* **TASK REQUIREMENTS**:
a - In the GVK Industries passage, swap "Parliament" for "the Legislature" and write out the span that begins at "Significance of the" and stops after "must be tested.".
b - Please name the courts that, according to the GVK Industries passage, laid down the law over several decades that the GVK decision re-states.

Start of SELECTED PASSAGE

The GVK Industries case: the impact

Significance of the GVK Industries decision
In many ways, the GVK decision merely re-states the law laid down over several decades by the Federal Court, the Privy Council and the Supreme Court of India. Nonetheless, it assumes significance on account of two key reasons:
a)      it emphatically rejects the Government’s claim that Parliament, as a sovereign legislature, has unfettered power to legislate on extra-territorial matters; a contrary finding on this issue would have eliminated all challenges to the extra-territorial assertion of jurisdiction by the income-tax authorities.
b)      it explicitly sets out the extent and scope of Parliament’s power to legislate on extra-territorial matters, and provides the legal framework against which all challenges to extra-territorial laws must be tested.
After answering the questions on the constitutional issues set out above, the bench in GVK Industries directed that the matter be listed before a regular bench for disposal. The critical question of whether s. 9(1)(vii) is within the legislative competence of Parliament was thus not answered by the Constitution Bench.
Impact of the GVK Industries decision on specific provisions of the Act
a)      s. 9(1)(vii) – Fees for Technical Services
The application of s. 9(1)(vii) to services rendered by a non-resident outside India has frequently been the subject matter of challenge before the Courts. Both the Electronics Corporation of India Ltd. case and the GVK Industries case centered around the competence of Parliament to levy a tax on services rendered outside India by non-residents.

End of SELECTED PASSAGE
Start of DATASET

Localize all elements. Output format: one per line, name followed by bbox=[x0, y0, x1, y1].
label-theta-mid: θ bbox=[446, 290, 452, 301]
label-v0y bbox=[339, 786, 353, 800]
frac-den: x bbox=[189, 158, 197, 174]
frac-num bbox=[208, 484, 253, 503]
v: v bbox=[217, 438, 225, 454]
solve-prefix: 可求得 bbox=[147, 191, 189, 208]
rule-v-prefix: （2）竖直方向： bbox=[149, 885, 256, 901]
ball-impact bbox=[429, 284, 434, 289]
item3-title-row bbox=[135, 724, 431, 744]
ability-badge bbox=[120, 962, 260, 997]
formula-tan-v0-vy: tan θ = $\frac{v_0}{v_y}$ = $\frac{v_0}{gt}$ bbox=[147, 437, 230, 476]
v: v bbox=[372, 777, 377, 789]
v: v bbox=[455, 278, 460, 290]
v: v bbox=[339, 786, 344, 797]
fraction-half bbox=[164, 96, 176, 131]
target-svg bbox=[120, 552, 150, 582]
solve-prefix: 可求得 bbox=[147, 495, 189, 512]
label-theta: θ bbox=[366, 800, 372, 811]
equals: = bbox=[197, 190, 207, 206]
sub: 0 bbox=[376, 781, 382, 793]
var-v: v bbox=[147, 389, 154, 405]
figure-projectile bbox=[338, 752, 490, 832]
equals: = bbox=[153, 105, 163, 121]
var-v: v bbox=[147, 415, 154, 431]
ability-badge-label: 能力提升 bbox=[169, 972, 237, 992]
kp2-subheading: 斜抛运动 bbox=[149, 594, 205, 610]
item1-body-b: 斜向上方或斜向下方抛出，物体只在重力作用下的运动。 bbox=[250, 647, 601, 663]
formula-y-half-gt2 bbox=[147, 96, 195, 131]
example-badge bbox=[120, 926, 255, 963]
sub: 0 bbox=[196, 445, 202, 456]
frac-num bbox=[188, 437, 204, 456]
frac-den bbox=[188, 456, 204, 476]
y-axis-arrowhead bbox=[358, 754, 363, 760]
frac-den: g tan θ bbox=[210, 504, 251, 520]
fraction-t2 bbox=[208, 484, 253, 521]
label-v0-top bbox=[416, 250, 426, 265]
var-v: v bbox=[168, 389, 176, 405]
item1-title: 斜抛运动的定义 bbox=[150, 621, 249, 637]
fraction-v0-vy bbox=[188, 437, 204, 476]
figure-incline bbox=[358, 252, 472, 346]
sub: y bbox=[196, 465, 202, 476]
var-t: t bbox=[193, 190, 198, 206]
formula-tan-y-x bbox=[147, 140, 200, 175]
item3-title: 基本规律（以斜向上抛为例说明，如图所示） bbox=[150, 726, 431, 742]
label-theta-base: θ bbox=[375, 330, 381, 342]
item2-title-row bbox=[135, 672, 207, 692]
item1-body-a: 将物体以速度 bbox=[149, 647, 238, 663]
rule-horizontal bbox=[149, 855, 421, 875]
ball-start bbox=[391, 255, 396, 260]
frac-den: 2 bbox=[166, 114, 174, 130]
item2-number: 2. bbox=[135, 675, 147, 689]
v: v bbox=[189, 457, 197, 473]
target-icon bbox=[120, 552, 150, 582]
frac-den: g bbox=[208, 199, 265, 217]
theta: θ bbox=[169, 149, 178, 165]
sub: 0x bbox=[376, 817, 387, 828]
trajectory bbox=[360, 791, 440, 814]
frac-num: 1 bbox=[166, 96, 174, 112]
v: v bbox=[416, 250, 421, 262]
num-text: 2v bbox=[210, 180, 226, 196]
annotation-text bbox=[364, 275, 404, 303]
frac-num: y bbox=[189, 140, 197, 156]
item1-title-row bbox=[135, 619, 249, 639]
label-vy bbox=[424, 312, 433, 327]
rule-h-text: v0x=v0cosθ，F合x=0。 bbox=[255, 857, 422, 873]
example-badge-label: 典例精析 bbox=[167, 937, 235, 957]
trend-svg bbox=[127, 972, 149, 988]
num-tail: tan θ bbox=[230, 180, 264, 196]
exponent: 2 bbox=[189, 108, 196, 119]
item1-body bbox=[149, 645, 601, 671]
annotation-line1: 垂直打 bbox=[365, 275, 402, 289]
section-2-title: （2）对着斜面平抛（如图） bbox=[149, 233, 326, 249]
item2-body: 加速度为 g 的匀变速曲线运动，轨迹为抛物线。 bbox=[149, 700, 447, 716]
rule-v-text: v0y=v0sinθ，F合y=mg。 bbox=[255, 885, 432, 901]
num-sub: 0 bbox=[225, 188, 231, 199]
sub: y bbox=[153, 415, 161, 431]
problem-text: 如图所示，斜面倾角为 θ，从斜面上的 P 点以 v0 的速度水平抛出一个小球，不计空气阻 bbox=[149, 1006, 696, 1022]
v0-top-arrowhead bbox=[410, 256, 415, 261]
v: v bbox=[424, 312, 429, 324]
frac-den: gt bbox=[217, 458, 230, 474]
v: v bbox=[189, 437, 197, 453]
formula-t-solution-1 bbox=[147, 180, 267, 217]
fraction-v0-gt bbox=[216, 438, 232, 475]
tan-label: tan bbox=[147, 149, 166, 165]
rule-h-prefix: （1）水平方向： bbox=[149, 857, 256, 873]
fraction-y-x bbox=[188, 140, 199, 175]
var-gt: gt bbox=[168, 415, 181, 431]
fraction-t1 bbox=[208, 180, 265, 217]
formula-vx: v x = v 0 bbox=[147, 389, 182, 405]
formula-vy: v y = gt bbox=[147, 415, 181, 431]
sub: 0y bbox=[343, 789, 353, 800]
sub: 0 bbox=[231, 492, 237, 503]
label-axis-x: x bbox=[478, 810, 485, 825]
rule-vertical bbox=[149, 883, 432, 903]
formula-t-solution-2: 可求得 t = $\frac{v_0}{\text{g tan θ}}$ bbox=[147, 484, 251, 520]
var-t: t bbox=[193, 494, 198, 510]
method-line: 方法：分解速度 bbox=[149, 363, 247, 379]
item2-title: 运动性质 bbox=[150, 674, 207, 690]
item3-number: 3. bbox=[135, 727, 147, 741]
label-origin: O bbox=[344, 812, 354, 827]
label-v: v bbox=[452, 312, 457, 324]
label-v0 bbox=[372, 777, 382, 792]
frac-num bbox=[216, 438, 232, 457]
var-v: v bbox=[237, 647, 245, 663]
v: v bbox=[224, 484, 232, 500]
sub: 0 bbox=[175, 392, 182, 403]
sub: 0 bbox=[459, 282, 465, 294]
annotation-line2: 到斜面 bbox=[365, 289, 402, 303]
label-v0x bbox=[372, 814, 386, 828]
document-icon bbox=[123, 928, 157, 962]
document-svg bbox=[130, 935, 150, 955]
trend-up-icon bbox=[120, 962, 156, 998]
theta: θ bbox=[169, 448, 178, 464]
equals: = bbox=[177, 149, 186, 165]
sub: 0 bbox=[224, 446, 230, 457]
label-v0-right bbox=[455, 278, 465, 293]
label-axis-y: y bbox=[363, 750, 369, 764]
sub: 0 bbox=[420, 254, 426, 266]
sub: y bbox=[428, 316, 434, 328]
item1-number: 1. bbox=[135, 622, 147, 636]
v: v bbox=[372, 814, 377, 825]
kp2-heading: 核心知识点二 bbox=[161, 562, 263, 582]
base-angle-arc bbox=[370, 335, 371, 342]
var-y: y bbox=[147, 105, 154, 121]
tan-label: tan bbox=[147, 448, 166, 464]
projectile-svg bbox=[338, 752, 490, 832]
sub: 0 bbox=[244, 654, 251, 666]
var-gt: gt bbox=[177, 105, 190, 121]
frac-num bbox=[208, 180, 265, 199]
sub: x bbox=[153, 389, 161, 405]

End of DATASET

* **ANSWERS TO THE EXERCISE**:
a -
Significance of the GVK Industries decision
In many ways, the GVK decision merely re-states the law laid down over several decades by the Federal Court, the Privy Council and the Supreme Court of India. Nonetheless, it assumes significance on account of two key reasons:
a)      it emphatically rejects the Government’s claim that the Legislature, as a sovereign legislature, has unfettered power to legislate on extra-territorial matters; a contrary finding on this issue would have eliminated all challenges to the extra-territorial assertion of jurisdiction by the income-tax authorities.
b)      it explicitly sets out the extent and scope of the Legislature’s power to legislate on extra-territorial matters, and provides the legal framework against which all challenges to extra-territorial laws must be tested.

b - The Federal Court, the Privy Council and the Supreme Court of India.